Problem requirements: Which lines hold the string "κεφαλαίου"? Copy every one of them.

━━━━━ Available data ━━━━━

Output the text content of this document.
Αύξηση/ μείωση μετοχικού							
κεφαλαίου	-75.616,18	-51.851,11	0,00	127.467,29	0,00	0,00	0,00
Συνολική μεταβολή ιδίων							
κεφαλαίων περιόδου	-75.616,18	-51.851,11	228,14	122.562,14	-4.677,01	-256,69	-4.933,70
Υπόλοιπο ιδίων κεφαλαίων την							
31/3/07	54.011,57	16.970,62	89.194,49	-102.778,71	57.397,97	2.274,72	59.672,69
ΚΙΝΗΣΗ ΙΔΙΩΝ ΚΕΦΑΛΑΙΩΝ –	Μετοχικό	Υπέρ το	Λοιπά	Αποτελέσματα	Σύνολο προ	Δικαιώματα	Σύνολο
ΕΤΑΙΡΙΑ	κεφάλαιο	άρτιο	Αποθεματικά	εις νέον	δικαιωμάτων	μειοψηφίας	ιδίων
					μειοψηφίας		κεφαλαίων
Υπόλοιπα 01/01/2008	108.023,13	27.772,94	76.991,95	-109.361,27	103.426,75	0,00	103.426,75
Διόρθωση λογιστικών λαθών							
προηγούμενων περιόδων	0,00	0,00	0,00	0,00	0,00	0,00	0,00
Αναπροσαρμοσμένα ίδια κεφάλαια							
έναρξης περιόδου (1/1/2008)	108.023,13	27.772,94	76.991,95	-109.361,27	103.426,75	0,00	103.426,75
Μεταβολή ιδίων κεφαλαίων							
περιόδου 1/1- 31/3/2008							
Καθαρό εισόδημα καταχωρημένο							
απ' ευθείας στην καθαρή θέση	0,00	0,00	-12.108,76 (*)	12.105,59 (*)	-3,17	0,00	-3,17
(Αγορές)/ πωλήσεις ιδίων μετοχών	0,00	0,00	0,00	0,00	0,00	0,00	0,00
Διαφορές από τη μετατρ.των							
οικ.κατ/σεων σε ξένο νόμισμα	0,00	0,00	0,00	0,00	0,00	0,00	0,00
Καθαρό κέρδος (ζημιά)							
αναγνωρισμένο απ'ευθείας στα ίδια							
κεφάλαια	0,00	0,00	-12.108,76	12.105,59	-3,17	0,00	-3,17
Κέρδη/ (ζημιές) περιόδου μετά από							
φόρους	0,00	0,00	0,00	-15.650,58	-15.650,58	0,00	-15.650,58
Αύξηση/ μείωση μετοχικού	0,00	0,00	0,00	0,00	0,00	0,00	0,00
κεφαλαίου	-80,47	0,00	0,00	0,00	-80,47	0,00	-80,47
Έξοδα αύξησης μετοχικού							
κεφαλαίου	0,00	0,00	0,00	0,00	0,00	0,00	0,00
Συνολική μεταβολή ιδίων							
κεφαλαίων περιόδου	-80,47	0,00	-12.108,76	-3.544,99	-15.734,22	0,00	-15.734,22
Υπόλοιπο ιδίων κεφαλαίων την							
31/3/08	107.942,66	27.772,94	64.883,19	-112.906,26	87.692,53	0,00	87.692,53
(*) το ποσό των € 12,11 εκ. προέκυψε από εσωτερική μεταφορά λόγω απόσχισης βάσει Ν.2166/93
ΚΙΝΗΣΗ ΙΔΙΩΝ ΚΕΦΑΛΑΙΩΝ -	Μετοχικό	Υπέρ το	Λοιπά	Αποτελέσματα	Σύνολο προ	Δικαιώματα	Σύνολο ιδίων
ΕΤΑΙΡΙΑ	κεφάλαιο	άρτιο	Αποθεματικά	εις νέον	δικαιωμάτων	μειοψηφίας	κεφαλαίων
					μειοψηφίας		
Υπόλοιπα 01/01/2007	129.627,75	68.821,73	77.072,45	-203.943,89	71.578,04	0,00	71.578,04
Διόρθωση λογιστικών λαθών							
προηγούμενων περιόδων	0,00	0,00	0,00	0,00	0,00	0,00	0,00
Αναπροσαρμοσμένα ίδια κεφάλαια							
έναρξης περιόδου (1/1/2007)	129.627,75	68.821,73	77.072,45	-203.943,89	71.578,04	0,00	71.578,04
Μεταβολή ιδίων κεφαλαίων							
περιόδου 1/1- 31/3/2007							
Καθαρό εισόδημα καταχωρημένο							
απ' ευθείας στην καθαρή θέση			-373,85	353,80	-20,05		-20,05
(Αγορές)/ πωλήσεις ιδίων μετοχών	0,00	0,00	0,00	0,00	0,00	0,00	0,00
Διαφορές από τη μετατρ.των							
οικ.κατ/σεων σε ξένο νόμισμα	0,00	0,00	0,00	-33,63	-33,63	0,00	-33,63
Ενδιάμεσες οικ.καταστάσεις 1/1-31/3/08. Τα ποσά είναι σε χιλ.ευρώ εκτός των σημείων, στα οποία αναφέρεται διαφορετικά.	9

━━━━━

Result of the exercise:
κεφαλαίου	-75.616,18	-51.851,11	0,00	127.467,29	0,00	0,00	0,00
κεφαλαίου	-80,47	0,00	0,00	0,00	-80,47	0,00	-80,47
κεφαλαίου	0,00	0,00	0,00	0,00	0,00	0,00	0,00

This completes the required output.